Task requirements -> Output all entries verbatim. Skip pictures.

[start Listing]

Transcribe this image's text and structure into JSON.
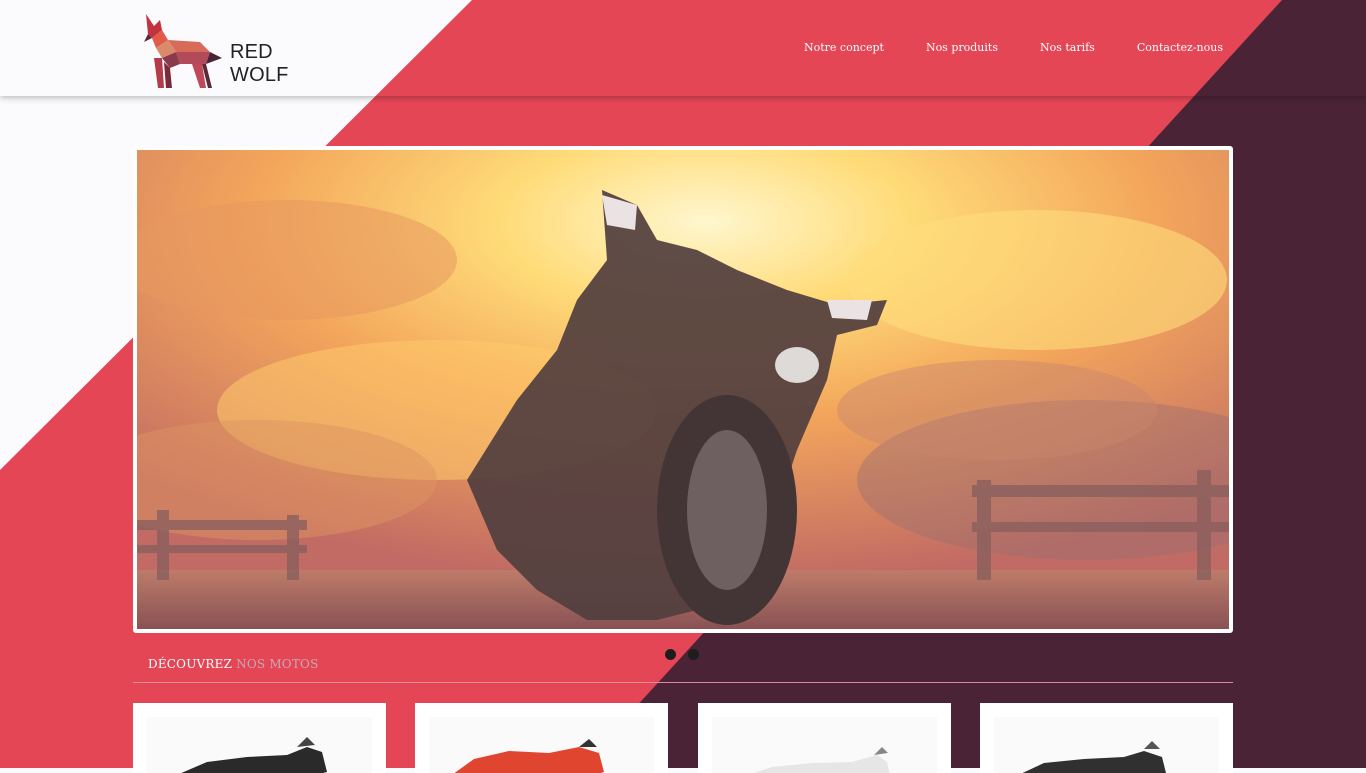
{
  "brand": {
    "name": "RED WOLF"
  },
  "nav": {
    "items": [
      {
        "label": "Notre concept"
      },
      {
        "label": "Nos produits"
      },
      {
        "label": "Nos tarifs"
      },
      {
        "label": "Contactez-nous"
      }
    ]
  },
  "slider": {
    "slides_count": 2,
    "active_slide": 2
  },
  "section": {
    "title_strong": "DÉCOUVREZ",
    "title_light": "NOS MOTOS"
  },
  "products": [
    {
      "icon": "motorcycle-black-icon"
    },
    {
      "icon": "motorcycle-red-icon"
    },
    {
      "icon": "motorcycle-white-icon"
    },
    {
      "icon": "motorcycle-dark-icon"
    }
  ],
  "colors": {
    "red": "#e44656",
    "plum": "#4a2436",
    "white": "#fbfbfd"
  }
}
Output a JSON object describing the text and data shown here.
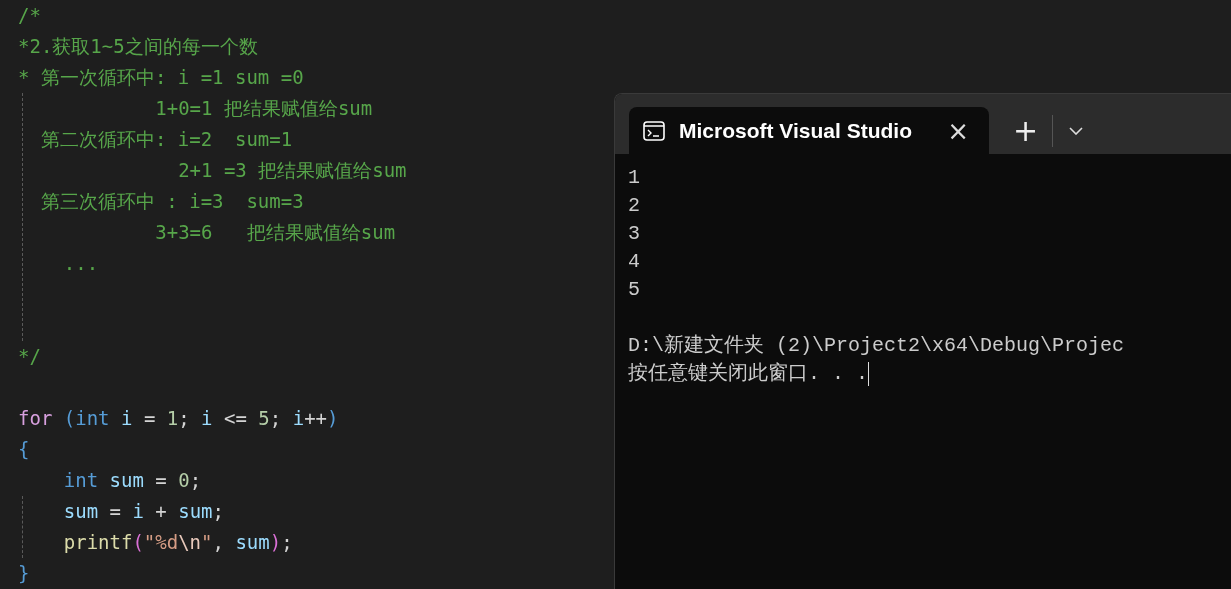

[end Listing]

Solved problem ->
Transcribe this image's text and structure into JSON.
{
  "brand": {
    "name": "RED WOLF"
  },
  "nav": {
    "items": [
      {
        "label": "Notre concept"
      },
      {
        "label": "Nos produits"
      },
      {
        "label": "Nos tarifs"
      },
      {
        "label": "Contactez-nous"
      }
    ]
  },
  "slider": {
    "slides_count": 2,
    "active_slide": 2
  },
  "section": {
    "title_strong": "DÉCOUVREZ",
    "title_light": "NOS MOTOS"
  },
  "products": [
    {
      "icon": "motorcycle-black-icon"
    },
    {
      "icon": "motorcycle-red-icon"
    },
    {
      "icon": "motorcycle-white-icon"
    },
    {
      "icon": "motorcycle-dark-icon"
    }
  ],
  "colors": {
    "red": "#e44656",
    "plum": "#4a2436",
    "white": "#fbfbfd"
  }
}
Output a JSON object describing the text and data shown here.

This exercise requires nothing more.